** Problem to solve **
Repeat each record below exactly, dropping the pictures.

---------- Provided data ----------

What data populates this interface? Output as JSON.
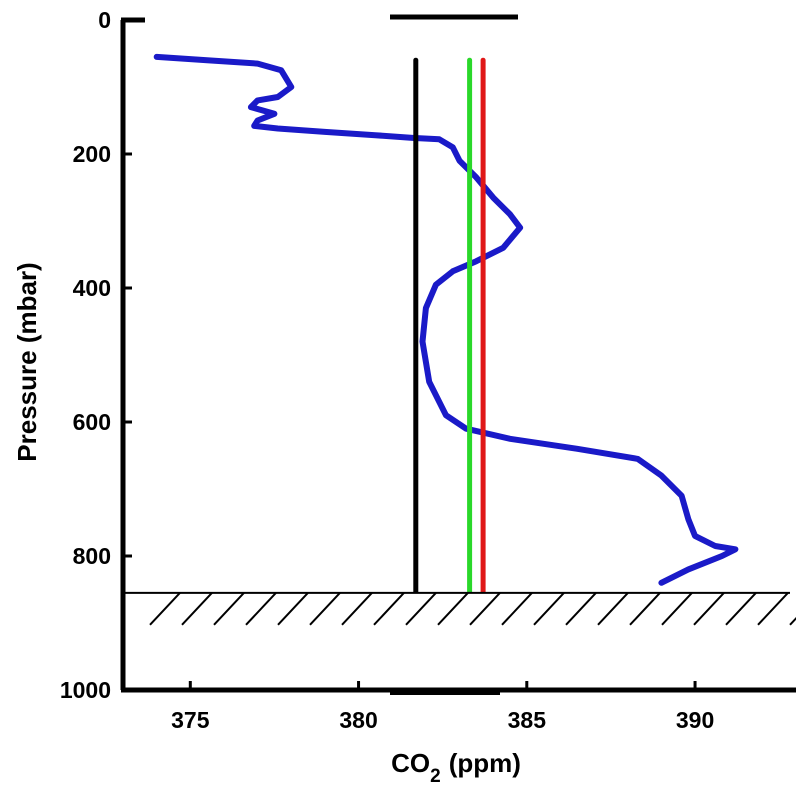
{
  "chart_data": {
    "type": "line",
    "xlabel": "CO",
    "xlabel_sub": "2",
    "xlabel_unit": "(ppm)",
    "ylabel": "Pressure (mbar)",
    "xlim": [
      373,
      393
    ],
    "ylim": [
      0,
      1000
    ],
    "y_inverted": true,
    "xticks": [
      375,
      380,
      385,
      390
    ],
    "yticks": [
      0,
      200,
      400,
      600,
      800,
      1000
    ],
    "grid": false,
    "surface_pressure": 855,
    "series": [
      {
        "color": "#1a1ac8",
        "points": [
          [
            374.0,
            55
          ],
          [
            375.5,
            60
          ],
          [
            377.0,
            65
          ],
          [
            377.7,
            75
          ],
          [
            378.0,
            100
          ],
          [
            377.6,
            115
          ],
          [
            377.0,
            120
          ],
          [
            376.8,
            130
          ],
          [
            377.5,
            140
          ],
          [
            377.0,
            150
          ],
          [
            376.9,
            158
          ],
          [
            377.6,
            162
          ],
          [
            379.0,
            167
          ],
          [
            380.5,
            172
          ],
          [
            381.6,
            176
          ],
          [
            382.4,
            178
          ],
          [
            382.8,
            190
          ],
          [
            383.0,
            210
          ],
          [
            383.5,
            235
          ],
          [
            384.0,
            265
          ],
          [
            384.5,
            290
          ],
          [
            384.8,
            310
          ],
          [
            384.3,
            340
          ],
          [
            383.5,
            360
          ],
          [
            382.8,
            375
          ],
          [
            382.3,
            395
          ],
          [
            382.0,
            430
          ],
          [
            381.9,
            480
          ],
          [
            382.1,
            540
          ],
          [
            382.6,
            590
          ],
          [
            383.2,
            610
          ],
          [
            384.5,
            625
          ],
          [
            386.5,
            640
          ],
          [
            388.3,
            655
          ],
          [
            389.0,
            680
          ],
          [
            389.6,
            710
          ],
          [
            389.8,
            745
          ],
          [
            390.0,
            770
          ],
          [
            390.6,
            785
          ],
          [
            391.2,
            790
          ],
          [
            390.8,
            800
          ],
          [
            389.8,
            820
          ],
          [
            389.0,
            840
          ]
        ]
      },
      {
        "color": "#000000",
        "points": [
          [
            381.7,
            60
          ],
          [
            381.7,
            855
          ]
        ]
      },
      {
        "color": "#2ad82a",
        "points": [
          [
            383.3,
            60
          ],
          [
            383.3,
            855
          ]
        ]
      },
      {
        "color": "#e01818",
        "points": [
          [
            383.7,
            60
          ],
          [
            383.7,
            855
          ]
        ]
      }
    ]
  }
}
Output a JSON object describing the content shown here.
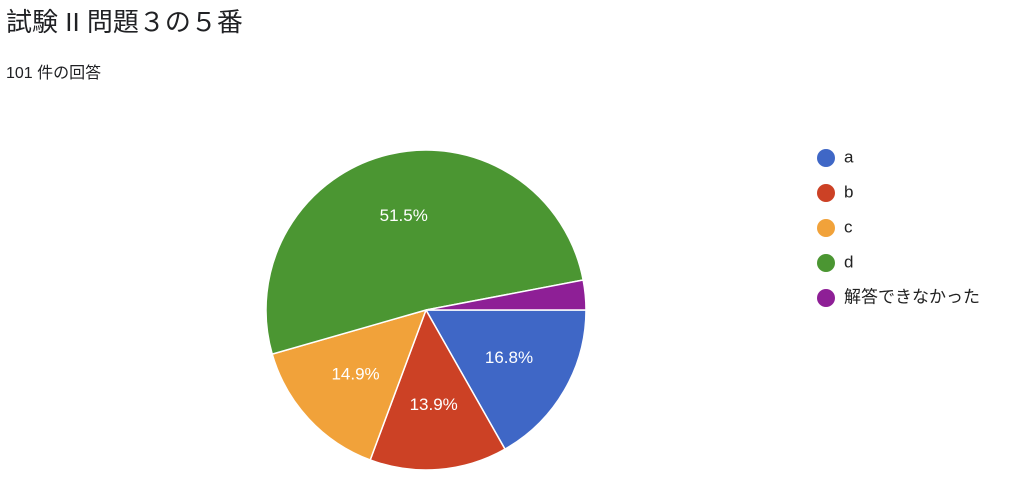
{
  "chart_data": {
    "type": "pie",
    "title": "試験 II 問題３の５番",
    "subtitle": "101 件の回答",
    "categories": [
      "a",
      "b",
      "c",
      "d",
      "解答できなかった"
    ],
    "values": [
      16.8,
      13.9,
      14.9,
      51.5,
      3.0
    ],
    "value_labels": [
      "16.8%",
      "13.9%",
      "14.9%",
      "51.5%",
      null
    ],
    "colors": [
      "#3f67c6",
      "#cc4125",
      "#f1a23a",
      "#4b9632",
      "#8e1f96"
    ],
    "legend": "right"
  }
}
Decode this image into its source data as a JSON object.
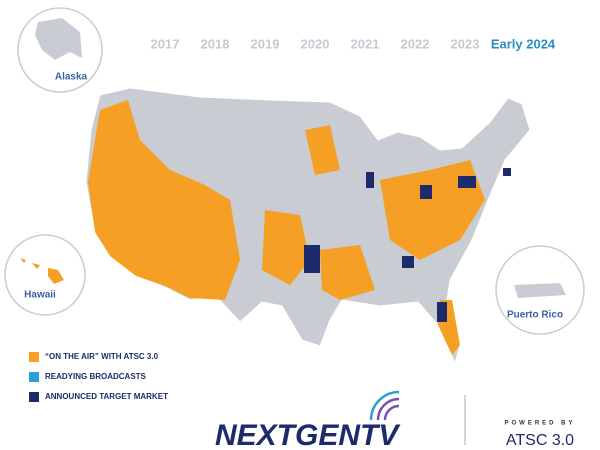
{
  "timeline": {
    "years": [
      "2017",
      "2018",
      "2019",
      "2020",
      "2021",
      "2022",
      "2023"
    ],
    "current": "Early 2024"
  },
  "insets": [
    "Alaska",
    "Hawaii",
    "Puerto Rico"
  ],
  "legend": [
    {
      "label": "“ON THE AIR” WITH ATSC 3.0",
      "color": "#f5a024"
    },
    {
      "label": "READYING BROADCASTS",
      "color": "#2a9fd6"
    },
    {
      "label": "ANNOUNCED TARGET MARKET",
      "color": "#1d2a6b"
    }
  ],
  "logo": {
    "brand": "NEXTGENTV",
    "powered_by": "POWERED BY",
    "standard": "ATSC 3.0"
  }
}
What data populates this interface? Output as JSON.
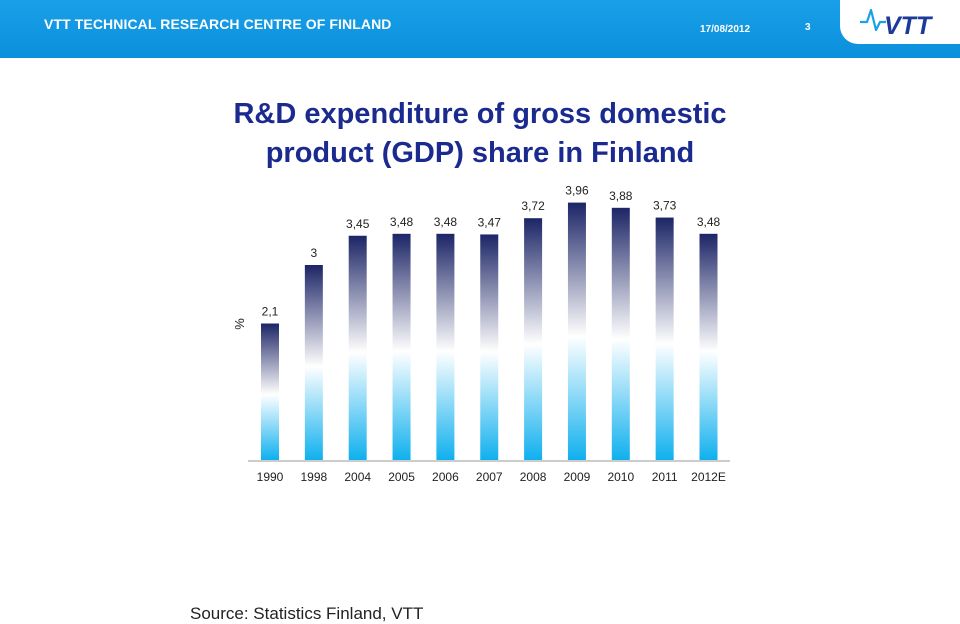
{
  "header": {
    "org": "VTT TECHNICAL RESEARCH CENTRE OF FINLAND",
    "date": "17/08/2012",
    "page": "3",
    "logo_text": "VTT",
    "colors": {
      "bar": "#0a8fdc",
      "title": "#1b2a8f",
      "logo": "#1b3a9a"
    }
  },
  "title_line1": "R&D expenditure of gross domestic",
  "title_line2": "product (GDP) share in Finland",
  "source": "Source: Statistics Finland, VTT",
  "chart_data": {
    "type": "bar",
    "ylabel": "%",
    "categories": [
      "1990",
      "1998",
      "2004",
      "2005",
      "2006",
      "2007",
      "2008",
      "2009",
      "2010",
      "2011",
      "2012E"
    ],
    "values": [
      2.1,
      3,
      3.45,
      3.48,
      3.48,
      3.47,
      3.72,
      3.96,
      3.88,
      3.73,
      3.48
    ],
    "value_labels": [
      "2,1",
      "3",
      "3,45",
      "3,48",
      "3,48",
      "3,47",
      "3,72",
      "3,96",
      "3,88",
      "3,73",
      "3,48"
    ],
    "ylim": [
      0,
      4
    ],
    "grid": false,
    "legend": "none",
    "colors": {
      "bar_top": "#1c2566",
      "bar_mid": "#ffffff",
      "bar_bottom": "#0fb0ee"
    }
  }
}
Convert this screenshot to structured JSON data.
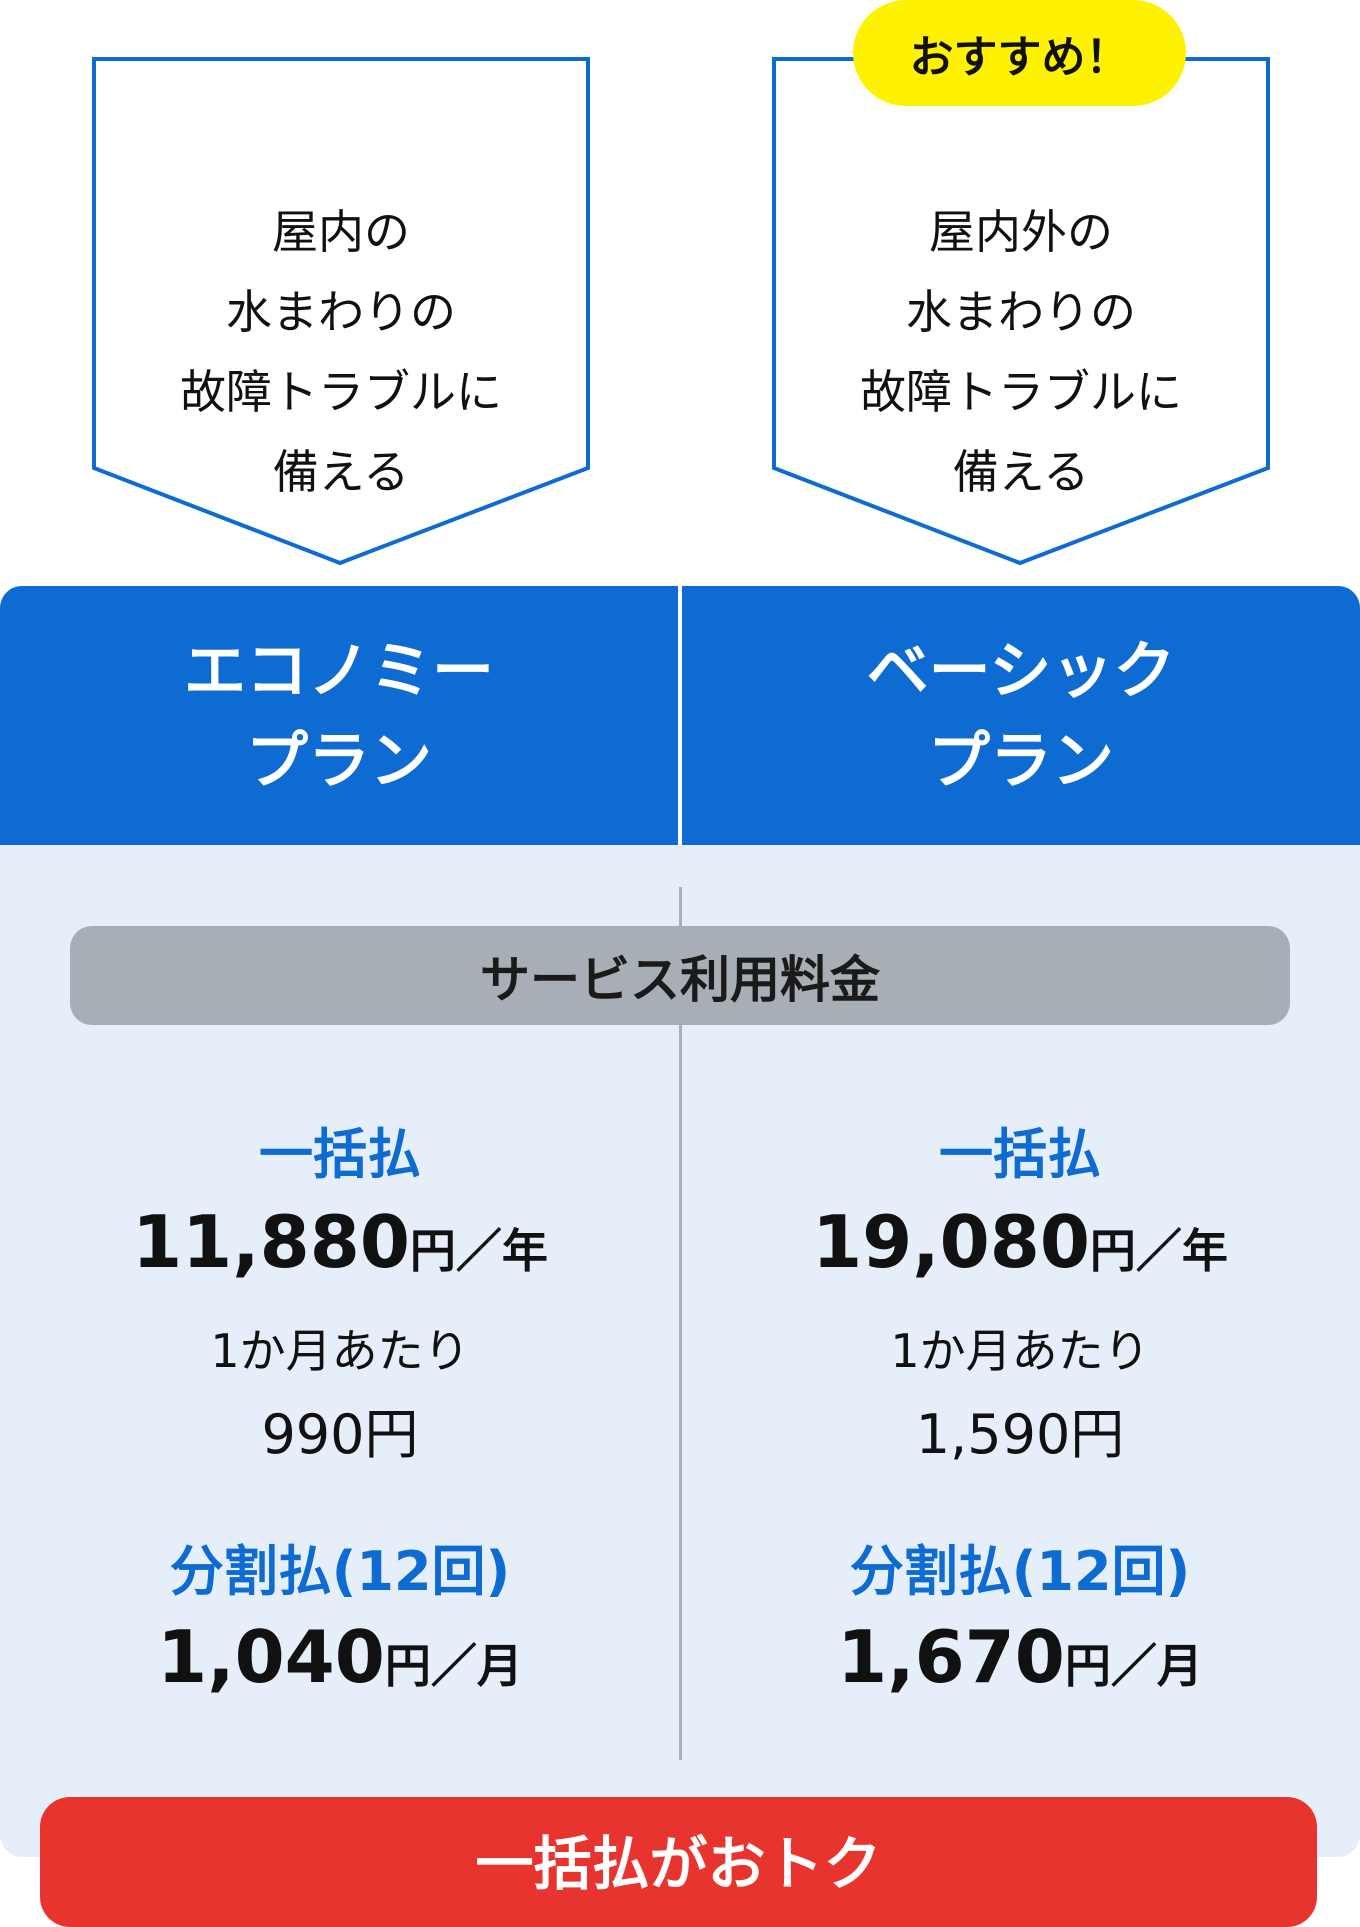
{
  "colors": {
    "brand_blue": "#0d6bd1",
    "badge_yellow": "#fff200",
    "cta_red": "#e8342e",
    "panel_bg": "#e6eef9",
    "pill_gray": "#a8aeb6"
  },
  "badge": "おすすめ！",
  "plans": [
    {
      "desc": [
        "屋内の",
        "水まわりの",
        "故障トラブルに",
        "備える"
      ],
      "name": [
        "エコノミー",
        "プラン"
      ],
      "lump_label": "一括払",
      "lump_price": "11,880",
      "lump_unit": "円／年",
      "monthly_label": "1か月あたり",
      "monthly_price": "990円",
      "install_label": "分割払(12回)",
      "install_price": "1,040",
      "install_unit": "円／月"
    },
    {
      "desc": [
        "屋内外の",
        "水まわりの",
        "故障トラブルに",
        "備える"
      ],
      "name": [
        "ベーシック",
        "プラン"
      ],
      "lump_label": "一括払",
      "lump_price": "19,080",
      "lump_unit": "円／年",
      "monthly_label": "1か月あたり",
      "monthly_price": "1,590円",
      "install_label": "分割払(12回)",
      "install_price": "1,670",
      "install_unit": "円／月"
    }
  ],
  "fee_label": "サービス利用料金",
  "cta": "一括払がおトク"
}
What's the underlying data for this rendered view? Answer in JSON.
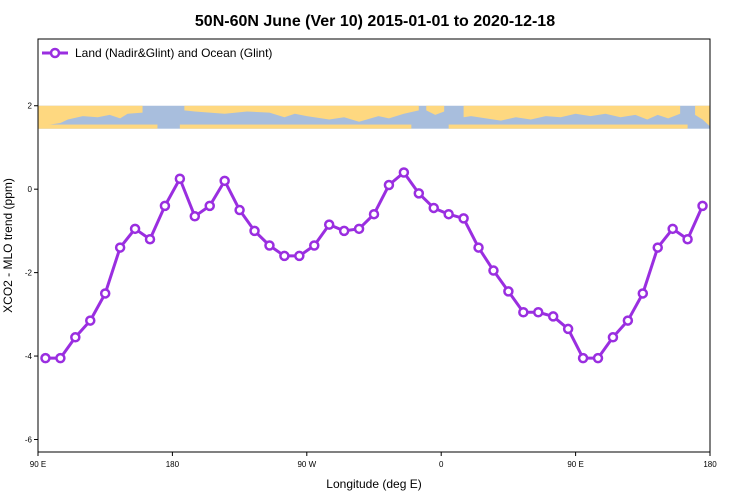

----------

** Response **
What data populates this interface? Output as JSON.
{
  "chart_data": {
    "type": "line",
    "xlabel": "CO",
    "xlabel_sub": "2",
    "xlabel_unit": "(ppm)",
    "ylabel": "Pressure (mbar)",
    "xlim": [
      373,
      393
    ],
    "ylim": [
      0,
      1000
    ],
    "y_inverted": true,
    "xticks": [
      375,
      380,
      385,
      390
    ],
    "yticks": [
      0,
      200,
      400,
      600,
      800,
      1000
    ],
    "grid": false,
    "surface_pressure": 855,
    "series": [
      {
        "color": "#1a1ac8",
        "points": [
          [
            374.0,
            55
          ],
          [
            375.5,
            60
          ],
          [
            377.0,
            65
          ],
          [
            377.7,
            75
          ],
          [
            378.0,
            100
          ],
          [
            377.6,
            115
          ],
          [
            377.0,
            120
          ],
          [
            376.8,
            130
          ],
          [
            377.5,
            140
          ],
          [
            377.0,
            150
          ],
          [
            376.9,
            158
          ],
          [
            377.6,
            162
          ],
          [
            379.0,
            167
          ],
          [
            380.5,
            172
          ],
          [
            381.6,
            176
          ],
          [
            382.4,
            178
          ],
          [
            382.8,
            190
          ],
          [
            383.0,
            210
          ],
          [
            383.5,
            235
          ],
          [
            384.0,
            265
          ],
          [
            384.5,
            290
          ],
          [
            384.8,
            310
          ],
          [
            384.3,
            340
          ],
          [
            383.5,
            360
          ],
          [
            382.8,
            375
          ],
          [
            382.3,
            395
          ],
          [
            382.0,
            430
          ],
          [
            381.9,
            480
          ],
          [
            382.1,
            540
          ],
          [
            382.6,
            590
          ],
          [
            383.2,
            610
          ],
          [
            384.5,
            625
          ],
          [
            386.5,
            640
          ],
          [
            388.3,
            655
          ],
          [
            389.0,
            680
          ],
          [
            389.6,
            710
          ],
          [
            389.8,
            745
          ],
          [
            390.0,
            770
          ],
          [
            390.6,
            785
          ],
          [
            391.2,
            790
          ],
          [
            390.8,
            800
          ],
          [
            389.8,
            820
          ],
          [
            389.0,
            840
          ]
        ]
      },
      {
        "color": "#000000",
        "points": [
          [
            381.7,
            60
          ],
          [
            381.7,
            855
          ]
        ]
      },
      {
        "color": "#2ad82a",
        "points": [
          [
            383.3,
            60
          ],
          [
            383.3,
            855
          ]
        ]
      },
      {
        "color": "#e01818",
        "points": [
          [
            383.7,
            60
          ],
          [
            383.7,
            855
          ]
        ]
      }
    ]
  }
}
Output a JSON object describing the content shown here.
{
  "chart_data": {
    "type": "pie",
    "title": "試験 II 問題３の５番",
    "subtitle": "101 件の回答",
    "categories": [
      "a",
      "b",
      "c",
      "d",
      "解答できなかった"
    ],
    "values": [
      16.8,
      13.9,
      14.9,
      51.5,
      3.0
    ],
    "value_labels": [
      "16.8%",
      "13.9%",
      "14.9%",
      "51.5%",
      null
    ],
    "colors": [
      "#3f67c6",
      "#cc4125",
      "#f1a23a",
      "#4b9632",
      "#8e1f96"
    ],
    "legend": "right"
  }
}
Decode this image into its source data as a JSON object.
{
  "timeline": {
    "years": [
      "2017",
      "2018",
      "2019",
      "2020",
      "2021",
      "2022",
      "2023"
    ],
    "current": "Early 2024"
  },
  "insets": [
    "Alaska",
    "Hawaii",
    "Puerto Rico"
  ],
  "legend": [
    {
      "label": "“ON THE AIR” WITH ATSC 3.0",
      "color": "#f5a024"
    },
    {
      "label": "READYING BROADCASTS",
      "color": "#2a9fd6"
    },
    {
      "label": "ANNOUNCED TARGET MARKET",
      "color": "#1d2a6b"
    }
  ],
  "logo": {
    "brand": "NEXTGENTV",
    "powered_by": "POWERED BY",
    "standard": "ATSC 3.0"
  }
}
What data populates this interface? Output as JSON.
{
  "header": {
    "org": "VTT TECHNICAL RESEARCH CENTRE OF FINLAND",
    "date": "17/08/2012",
    "page": "3",
    "logo_text": "VTT",
    "colors": {
      "bar": "#0a8fdc",
      "title": "#1b2a8f",
      "logo": "#1b3a9a"
    }
  },
  "title_line1": "R&D expenditure of gross domestic",
  "title_line2": "product (GDP) share in Finland",
  "source": "Source: Statistics Finland, VTT",
  "chart_data": {
    "type": "bar",
    "ylabel": "%",
    "categories": [
      "1990",
      "1998",
      "2004",
      "2005",
      "2006",
      "2007",
      "2008",
      "2009",
      "2010",
      "2011",
      "2012E"
    ],
    "values": [
      2.1,
      3,
      3.45,
      3.48,
      3.48,
      3.47,
      3.72,
      3.96,
      3.88,
      3.73,
      3.48
    ],
    "value_labels": [
      "2,1",
      "3",
      "3,45",
      "3,48",
      "3,48",
      "3,47",
      "3,72",
      "3,96",
      "3,88",
      "3,73",
      "3,48"
    ],
    "ylim": [
      0,
      4
    ],
    "grid": false,
    "legend": "none",
    "colors": {
      "bar_top": "#1c2566",
      "bar_mid": "#ffffff",
      "bar_bottom": "#0fb0ee"
    }
  }
}
Convert this screenshot to structured JSON data.
{
  "colors": {
    "brand_blue": "#0d6bd1",
    "badge_yellow": "#fff200",
    "cta_red": "#e8342e",
    "panel_bg": "#e6eef9",
    "pill_gray": "#a8aeb6"
  },
  "badge": "おすすめ！",
  "plans": [
    {
      "desc": [
        "屋内の",
        "水まわりの",
        "故障トラブルに",
        "備える"
      ],
      "name": [
        "エコノミー",
        "プラン"
      ],
      "lump_label": "一括払",
      "lump_price": "11,880",
      "lump_unit": "円／年",
      "monthly_label": "1か月あたり",
      "monthly_price": "990円",
      "install_label": "分割払(12回)",
      "install_price": "1,040",
      "install_unit": "円／月"
    },
    {
      "desc": [
        "屋内外の",
        "水まわりの",
        "故障トラブルに",
        "備える"
      ],
      "name": [
        "ベーシック",
        "プラン"
      ],
      "lump_label": "一括払",
      "lump_price": "19,080",
      "lump_unit": "円／年",
      "monthly_label": "1か月あたり",
      "monthly_price": "1,590円",
      "install_label": "分割払(12回)",
      "install_price": "1,670",
      "install_unit": "円／月"
    }
  ],
  "fee_label": "サービス利用料金",
  "cta": "一括払がおトク"
}
What's the underlying data for this rendered view? Answer in JSON.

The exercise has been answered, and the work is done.